▸ What is needed
Reproduce the section of the text below about Chapman's travels, starting at "Sir George Grey" and ending at "aged 40 years.".

By 1854 he had teamed up with Samuel H. Edwards, another explorer, and launched an expedition to Lake Ngami after which he trekked through the territory between Northern Bechuanaland and the Zambesi. An easygoing man, he was able to get on with the Bushman hunters of the semi-desert interior and spent long periods in their company, obtaining valuable help from them. Returning to Ngami, he travelled north to the Okavango River, crossing Damaraland and reaching Walvis Bay. Here he busied himself with cattle-trading in Damaraland, before setting out on an expedition with his brother Henry and Thomas Baines and lasting from December 1860 to September 1864. Their aim was to explore the Zambesi from the Victoria Falls down to its delta, with a view to testing its navigability. However, these plans were bedevilled by sickness and misfortune. They did reach the Zambesi, but did not get to explore the mouth. On 23 July 1862 they reached the Victoria Falls. It was on this expedition that Baines painted many of his famous scenes which were reproduced in an album of prints. His attempt at exploring the Zambesi ruined his health and exhausted his finances. He returned to Cape Town in 1864, dispirited and fever-stricken. The expedition was notable since it was the first time that a stereoscopic camera had been used to record its progress. The size of the negatives was about 6 x 4.5 inches and of rather poor quality. Prints of these photographs are at the Africana Museum in Johannesburg.

Sir George Grey commissioned him to capture live animals and to compile glossaries of the Bantu languages. Chapman kept diaries throughout his journeys, but his Travels in the Interior of South Africa appeared only in 1868, shortly before his death. Chapman travelled at times with Francis Galton and C.J. Andersson. He attempted to farm at Anawood on the banks of the Swakop river in 1863 and 1864, but was forced to abandon his holding due to the Nama-Ovaherero War, in which he refused to become involved. From 1864 until 1870 he lived at various places in South Africa, but returned as a trader and hunter to Hereroland and Ovamboland between 1870 and 1871. He died at Du Toit's Pan near Kimberley, on 4 February 1872, aged 40 years.

▸ Record excerpts
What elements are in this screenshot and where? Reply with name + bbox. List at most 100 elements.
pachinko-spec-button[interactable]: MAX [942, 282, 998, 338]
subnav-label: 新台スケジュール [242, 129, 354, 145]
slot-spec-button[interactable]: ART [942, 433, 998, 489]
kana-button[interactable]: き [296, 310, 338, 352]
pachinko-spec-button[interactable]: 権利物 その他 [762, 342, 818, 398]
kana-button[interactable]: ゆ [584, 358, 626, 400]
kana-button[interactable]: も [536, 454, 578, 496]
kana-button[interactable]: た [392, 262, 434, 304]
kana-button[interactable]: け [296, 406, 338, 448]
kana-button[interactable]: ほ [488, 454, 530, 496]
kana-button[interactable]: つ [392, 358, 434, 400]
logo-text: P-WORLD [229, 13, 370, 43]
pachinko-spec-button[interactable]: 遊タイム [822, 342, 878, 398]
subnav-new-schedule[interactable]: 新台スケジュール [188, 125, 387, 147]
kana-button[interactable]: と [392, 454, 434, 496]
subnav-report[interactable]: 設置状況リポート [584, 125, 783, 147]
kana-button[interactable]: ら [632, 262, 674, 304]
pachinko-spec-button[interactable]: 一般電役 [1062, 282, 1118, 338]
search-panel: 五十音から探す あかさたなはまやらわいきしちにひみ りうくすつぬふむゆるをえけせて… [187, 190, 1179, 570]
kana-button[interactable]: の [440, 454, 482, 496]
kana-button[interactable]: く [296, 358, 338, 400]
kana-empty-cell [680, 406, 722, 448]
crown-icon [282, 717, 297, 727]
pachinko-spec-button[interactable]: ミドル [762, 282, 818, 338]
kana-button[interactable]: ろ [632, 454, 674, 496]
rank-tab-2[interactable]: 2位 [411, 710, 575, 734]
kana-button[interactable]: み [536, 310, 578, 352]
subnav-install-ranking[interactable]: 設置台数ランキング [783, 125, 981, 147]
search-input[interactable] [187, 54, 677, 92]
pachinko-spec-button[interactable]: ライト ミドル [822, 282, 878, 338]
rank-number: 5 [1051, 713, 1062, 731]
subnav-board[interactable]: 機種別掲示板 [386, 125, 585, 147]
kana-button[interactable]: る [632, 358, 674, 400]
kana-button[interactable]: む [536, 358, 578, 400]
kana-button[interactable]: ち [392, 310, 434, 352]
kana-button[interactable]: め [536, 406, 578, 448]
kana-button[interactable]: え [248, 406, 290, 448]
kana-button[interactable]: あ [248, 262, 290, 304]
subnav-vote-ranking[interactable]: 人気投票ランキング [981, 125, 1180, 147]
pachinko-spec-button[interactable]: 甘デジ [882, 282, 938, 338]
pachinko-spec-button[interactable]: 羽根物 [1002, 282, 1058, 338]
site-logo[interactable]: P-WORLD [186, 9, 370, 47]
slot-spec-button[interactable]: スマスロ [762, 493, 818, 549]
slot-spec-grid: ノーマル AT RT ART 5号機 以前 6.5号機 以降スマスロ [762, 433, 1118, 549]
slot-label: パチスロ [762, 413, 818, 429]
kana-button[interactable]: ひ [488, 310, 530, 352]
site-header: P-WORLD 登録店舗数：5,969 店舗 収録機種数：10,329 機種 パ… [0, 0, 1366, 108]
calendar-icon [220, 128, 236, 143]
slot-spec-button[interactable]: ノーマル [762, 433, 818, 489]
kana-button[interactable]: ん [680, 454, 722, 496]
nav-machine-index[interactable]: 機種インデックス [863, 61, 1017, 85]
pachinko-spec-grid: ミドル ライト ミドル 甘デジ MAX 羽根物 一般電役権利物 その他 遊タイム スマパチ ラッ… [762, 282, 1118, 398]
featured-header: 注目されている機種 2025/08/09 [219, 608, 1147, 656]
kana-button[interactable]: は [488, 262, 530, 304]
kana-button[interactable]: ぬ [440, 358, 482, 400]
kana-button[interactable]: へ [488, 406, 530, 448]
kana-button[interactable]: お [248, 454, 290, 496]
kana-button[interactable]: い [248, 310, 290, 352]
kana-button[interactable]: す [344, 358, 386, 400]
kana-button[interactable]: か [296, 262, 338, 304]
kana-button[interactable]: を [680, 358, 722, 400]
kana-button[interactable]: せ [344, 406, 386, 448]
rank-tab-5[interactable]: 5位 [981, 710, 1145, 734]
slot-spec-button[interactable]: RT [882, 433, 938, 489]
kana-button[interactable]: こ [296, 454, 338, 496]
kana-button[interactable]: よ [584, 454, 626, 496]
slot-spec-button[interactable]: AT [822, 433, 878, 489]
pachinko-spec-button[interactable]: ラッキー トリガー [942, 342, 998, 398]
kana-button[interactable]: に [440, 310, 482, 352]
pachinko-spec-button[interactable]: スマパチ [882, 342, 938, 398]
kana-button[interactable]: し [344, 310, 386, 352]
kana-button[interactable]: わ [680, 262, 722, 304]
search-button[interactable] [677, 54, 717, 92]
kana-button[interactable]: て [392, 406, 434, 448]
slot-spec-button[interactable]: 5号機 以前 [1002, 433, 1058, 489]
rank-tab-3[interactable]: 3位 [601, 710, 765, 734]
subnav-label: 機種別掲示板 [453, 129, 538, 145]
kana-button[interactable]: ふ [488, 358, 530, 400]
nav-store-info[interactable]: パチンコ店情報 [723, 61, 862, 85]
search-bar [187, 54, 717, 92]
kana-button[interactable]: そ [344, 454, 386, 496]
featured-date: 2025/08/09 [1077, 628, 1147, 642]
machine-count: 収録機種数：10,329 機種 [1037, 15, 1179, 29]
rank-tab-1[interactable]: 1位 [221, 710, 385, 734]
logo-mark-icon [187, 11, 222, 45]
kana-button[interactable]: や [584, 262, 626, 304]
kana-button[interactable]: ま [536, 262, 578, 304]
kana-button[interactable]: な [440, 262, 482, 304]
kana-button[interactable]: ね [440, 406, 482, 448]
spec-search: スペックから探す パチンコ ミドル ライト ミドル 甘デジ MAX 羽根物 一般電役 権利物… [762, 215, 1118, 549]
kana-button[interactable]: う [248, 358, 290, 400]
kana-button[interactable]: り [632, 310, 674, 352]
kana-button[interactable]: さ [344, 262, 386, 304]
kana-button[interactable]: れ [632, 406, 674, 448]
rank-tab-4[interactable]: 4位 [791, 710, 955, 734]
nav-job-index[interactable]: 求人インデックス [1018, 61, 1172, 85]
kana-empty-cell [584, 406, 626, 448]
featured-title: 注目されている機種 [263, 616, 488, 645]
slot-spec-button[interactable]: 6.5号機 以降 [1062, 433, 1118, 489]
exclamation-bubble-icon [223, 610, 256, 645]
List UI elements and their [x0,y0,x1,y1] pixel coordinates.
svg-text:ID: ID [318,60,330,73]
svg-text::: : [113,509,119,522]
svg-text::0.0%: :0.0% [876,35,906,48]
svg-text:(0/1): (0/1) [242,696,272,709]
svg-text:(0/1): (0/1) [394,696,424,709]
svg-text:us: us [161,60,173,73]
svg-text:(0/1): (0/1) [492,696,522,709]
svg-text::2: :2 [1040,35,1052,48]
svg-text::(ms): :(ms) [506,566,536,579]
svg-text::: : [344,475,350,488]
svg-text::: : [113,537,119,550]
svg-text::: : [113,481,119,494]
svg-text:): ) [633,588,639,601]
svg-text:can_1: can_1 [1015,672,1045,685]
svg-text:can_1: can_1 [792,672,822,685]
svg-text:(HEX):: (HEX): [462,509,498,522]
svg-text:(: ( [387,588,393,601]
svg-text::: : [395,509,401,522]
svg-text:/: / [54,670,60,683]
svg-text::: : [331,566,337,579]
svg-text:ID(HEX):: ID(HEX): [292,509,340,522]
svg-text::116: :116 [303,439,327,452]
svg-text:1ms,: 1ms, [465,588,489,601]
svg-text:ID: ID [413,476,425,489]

▸ Exercise result
Sir George Grey commissioned him to capture live animals and to compile glossaries of the Bantu languages. Chapman kept diaries throughout his journeys, but his Travels in the Interior of South Africa appeared only in 1868, shortly before his death. Chapman travelled at times with Francis Galton and C.J. Andersson. He attempted to farm at Anawood on the banks of the Swakop river in 1863 and 1864, but was forced to abandon his holding due to the Nama-Ovaherero War, in which he refused to become involved. From 1864 until 1870 he lived at various places in South Africa, but returned as a trader and hunter to Hereroland and Ovamboland between 1870 and 1871. He died at Du Toit's Pan near Kimberley, on 4 February 1872, aged 40 years.